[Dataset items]
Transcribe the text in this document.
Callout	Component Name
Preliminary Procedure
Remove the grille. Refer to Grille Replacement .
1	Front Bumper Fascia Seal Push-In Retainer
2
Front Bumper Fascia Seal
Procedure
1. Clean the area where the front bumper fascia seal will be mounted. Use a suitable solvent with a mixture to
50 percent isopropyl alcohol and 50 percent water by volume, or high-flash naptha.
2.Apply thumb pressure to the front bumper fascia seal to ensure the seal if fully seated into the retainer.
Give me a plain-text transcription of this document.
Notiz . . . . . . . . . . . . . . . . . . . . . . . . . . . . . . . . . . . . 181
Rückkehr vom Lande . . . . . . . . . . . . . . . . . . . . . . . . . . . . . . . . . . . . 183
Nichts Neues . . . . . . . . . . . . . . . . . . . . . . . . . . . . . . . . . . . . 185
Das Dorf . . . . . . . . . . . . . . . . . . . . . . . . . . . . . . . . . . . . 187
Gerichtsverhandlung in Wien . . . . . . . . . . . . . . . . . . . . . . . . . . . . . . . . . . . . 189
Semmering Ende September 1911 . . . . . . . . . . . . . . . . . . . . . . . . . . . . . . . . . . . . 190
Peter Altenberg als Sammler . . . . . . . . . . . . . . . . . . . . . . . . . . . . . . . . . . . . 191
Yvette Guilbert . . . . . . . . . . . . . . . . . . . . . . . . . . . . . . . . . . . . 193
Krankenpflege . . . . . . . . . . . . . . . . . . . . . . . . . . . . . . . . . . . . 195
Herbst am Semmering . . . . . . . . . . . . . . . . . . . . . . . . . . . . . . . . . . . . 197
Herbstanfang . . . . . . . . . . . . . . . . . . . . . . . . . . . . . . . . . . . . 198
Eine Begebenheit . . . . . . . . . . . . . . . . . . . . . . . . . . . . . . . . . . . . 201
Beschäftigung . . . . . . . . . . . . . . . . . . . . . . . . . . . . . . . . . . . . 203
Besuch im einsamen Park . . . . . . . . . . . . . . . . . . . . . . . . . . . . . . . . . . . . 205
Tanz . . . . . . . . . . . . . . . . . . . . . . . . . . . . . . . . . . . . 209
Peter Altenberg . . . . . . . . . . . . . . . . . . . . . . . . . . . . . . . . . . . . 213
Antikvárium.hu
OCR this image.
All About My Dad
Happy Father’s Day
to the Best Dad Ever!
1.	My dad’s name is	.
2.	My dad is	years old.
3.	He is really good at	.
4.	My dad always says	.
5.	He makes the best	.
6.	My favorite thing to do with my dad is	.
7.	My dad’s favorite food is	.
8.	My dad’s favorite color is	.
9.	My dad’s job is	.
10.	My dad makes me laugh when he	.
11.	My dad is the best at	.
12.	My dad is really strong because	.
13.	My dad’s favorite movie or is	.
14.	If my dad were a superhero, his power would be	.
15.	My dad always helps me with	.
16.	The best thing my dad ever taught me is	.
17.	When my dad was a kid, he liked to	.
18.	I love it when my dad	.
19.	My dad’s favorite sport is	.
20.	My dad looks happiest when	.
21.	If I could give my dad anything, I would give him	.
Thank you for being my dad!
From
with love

_Objective_:
Identify each line holding the string "this", and copy it out.

_Exercise answer_:
Transcribe the text in this document.
Give me a plain-text transcription of this document.
OCR this image.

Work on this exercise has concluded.